Extracted records:
++++++

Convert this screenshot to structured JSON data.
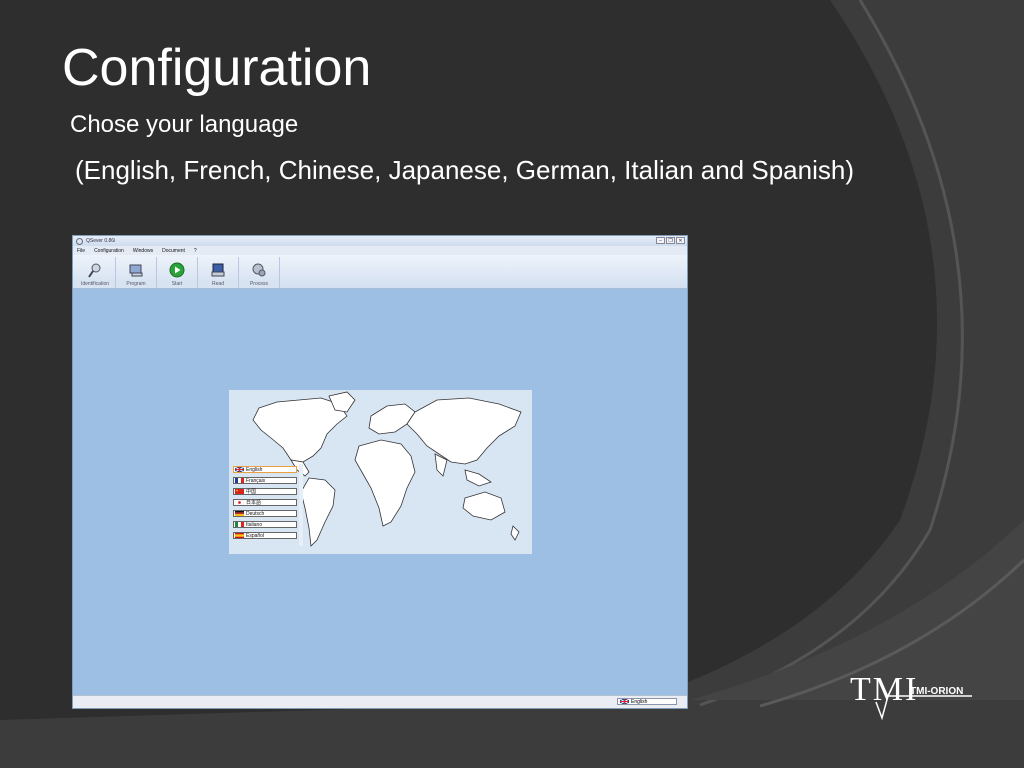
{
  "slide": {
    "title": "Configuration",
    "subtitle": "Chose your language",
    "languages_line": "(English, French, Chinese, Japanese, German, Italian and Spanish)"
  },
  "window": {
    "title": "QSever 0.86i",
    "menu": [
      "File",
      "Configuration",
      "Windows",
      "Document",
      "?"
    ],
    "toolbar": [
      {
        "label": "Identification",
        "icon": "identification-icon"
      },
      {
        "label": "Program",
        "icon": "program-icon"
      },
      {
        "label": "Start",
        "icon": "start-icon"
      },
      {
        "label": "Read",
        "icon": "read-icon"
      },
      {
        "label": "Process",
        "icon": "process-icon"
      }
    ],
    "status_language": "English"
  },
  "language_list": [
    {
      "label": "English",
      "flag": "flag-uk-icon",
      "selected": true
    },
    {
      "label": "Français",
      "flag": "flag-france-icon",
      "selected": false
    },
    {
      "label": "中国",
      "flag": "flag-china-icon",
      "selected": false
    },
    {
      "label": "日本語",
      "flag": "flag-japan-icon",
      "selected": false
    },
    {
      "label": "Deutsch",
      "flag": "flag-germany-icon",
      "selected": false
    },
    {
      "label": "Italiano",
      "flag": "flag-italy-icon",
      "selected": false
    },
    {
      "label": "Español",
      "flag": "flag-spain-icon",
      "selected": false
    }
  ],
  "logo": {
    "mark": "TMI",
    "text": "TMI-ORION"
  },
  "colors": {
    "background": "#2f2f2f",
    "window_bg": "#9dbfe4",
    "map_bg": "#d6e3f2"
  }
}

++++++

Instructions to follow: In the entries above, identify every line with the string "label".

Solution:
        "label": "Identification",
        "label": "Program",
        "label": "Start",
        "label": "Read",
        "label": "Process",
      "label": "English",
      "label": "Français",
      "label": "中国",
      "label": "日本語",
      "label": "Deutsch",
      "label": "Italiano",
      "label": "Español",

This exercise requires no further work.